*Prompt*
Return each line of the records with nothing changed, pictures excepted.

— start Records provided —

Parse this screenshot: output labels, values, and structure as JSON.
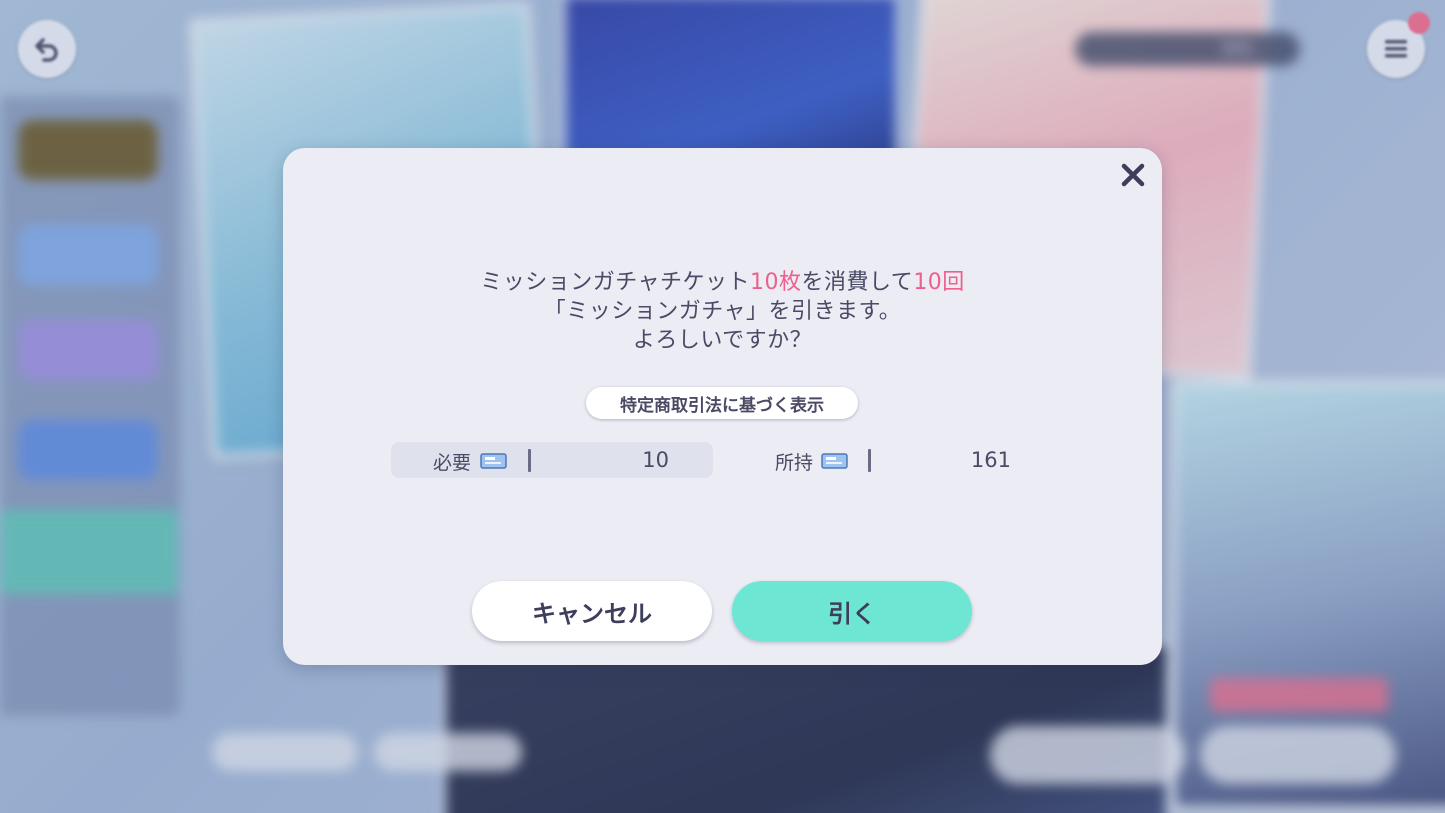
{
  "background": {
    "ticket_count_display": "161"
  },
  "dialog": {
    "message": {
      "line1_part1": "ミッションガチャチケット",
      "line1_highlight1": "10枚",
      "line1_part2": "を消費して",
      "line1_highlight2": "10回",
      "line2": "「ミッションガチャ」を引きます。",
      "line3": "よろしいですか？"
    },
    "legal_button_label": "特定商取引法に基づく表示",
    "required": {
      "label": "必要",
      "value": "10"
    },
    "owned": {
      "label": "所持",
      "value": "161"
    },
    "cancel_label": "キャンセル",
    "confirm_label": "引く"
  },
  "colors": {
    "highlight": "#ee5f8d",
    "confirm_button": "#6de6d4",
    "text": "#4a4a66"
  },
  "icons": [
    "back-arrow-icon",
    "menu-icon",
    "close-icon",
    "ticket-icon"
  ]
}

— end Records provided —

*Solved exercise*
Parse this screenshot: output labels, values, and structure as JSON.
{
  "background": {
    "ticket_count_display": "161"
  },
  "dialog": {
    "message": {
      "line1_part1": "ミッションガチャチケット",
      "line1_highlight1": "10枚",
      "line1_part2": "を消費して",
      "line1_highlight2": "10回",
      "line2": "「ミッションガチャ」を引きます。",
      "line3": "よろしいですか？"
    },
    "legal_button_label": "特定商取引法に基づく表示",
    "required": {
      "label": "必要",
      "value": "10"
    },
    "owned": {
      "label": "所持",
      "value": "161"
    },
    "cancel_label": "キャンセル",
    "confirm_label": "引く"
  },
  "colors": {
    "highlight": "#ee5f8d",
    "confirm_button": "#6de6d4",
    "text": "#4a4a66"
  },
  "icons": [
    "back-arrow-icon",
    "menu-icon",
    "close-icon",
    "ticket-icon"
  ]
}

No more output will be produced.